(Stored data)
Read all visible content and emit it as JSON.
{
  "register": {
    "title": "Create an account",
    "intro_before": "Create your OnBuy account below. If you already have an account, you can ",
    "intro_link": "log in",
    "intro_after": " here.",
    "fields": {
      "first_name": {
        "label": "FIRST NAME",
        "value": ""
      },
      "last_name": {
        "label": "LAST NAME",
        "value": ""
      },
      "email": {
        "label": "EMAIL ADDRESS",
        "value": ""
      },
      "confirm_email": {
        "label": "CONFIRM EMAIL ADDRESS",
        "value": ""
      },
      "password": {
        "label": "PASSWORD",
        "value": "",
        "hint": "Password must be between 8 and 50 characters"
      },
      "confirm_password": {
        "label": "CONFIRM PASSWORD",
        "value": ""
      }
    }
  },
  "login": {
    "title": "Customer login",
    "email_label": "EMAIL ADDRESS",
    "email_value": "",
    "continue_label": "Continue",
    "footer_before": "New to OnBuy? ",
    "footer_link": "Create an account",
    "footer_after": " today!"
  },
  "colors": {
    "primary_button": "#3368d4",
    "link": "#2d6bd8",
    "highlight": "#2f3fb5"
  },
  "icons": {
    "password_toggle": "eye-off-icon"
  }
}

■ Set problem
Output the listing above word for word.

■ Answer below
Read all visible content and emit it as JSON.
{
  "register": {
    "title": "Create an account",
    "intro_before": "Create your OnBuy account below. If you already have an account, you can ",
    "intro_link": "log in",
    "intro_after": " here.",
    "fields": {
      "first_name": {
        "label": "FIRST NAME",
        "value": ""
      },
      "last_name": {
        "label": "LAST NAME",
        "value": ""
      },
      "email": {
        "label": "EMAIL ADDRESS",
        "value": ""
      },
      "confirm_email": {
        "label": "CONFIRM EMAIL ADDRESS",
        "value": ""
      },
      "password": {
        "label": "PASSWORD",
        "value": "",
        "hint": "Password must be between 8 and 50 characters"
      },
      "confirm_password": {
        "label": "CONFIRM PASSWORD",
        "value": ""
      }
    }
  },
  "login": {
    "title": "Customer login",
    "email_label": "EMAIL ADDRESS",
    "email_value": "",
    "continue_label": "Continue",
    "footer_before": "New to OnBuy? ",
    "footer_link": "Create an account",
    "footer_after": " today!"
  },
  "colors": {
    "primary_button": "#3368d4",
    "link": "#2d6bd8",
    "highlight": "#2f3fb5"
  },
  "icons": {
    "password_toggle": "eye-off-icon"
  }
}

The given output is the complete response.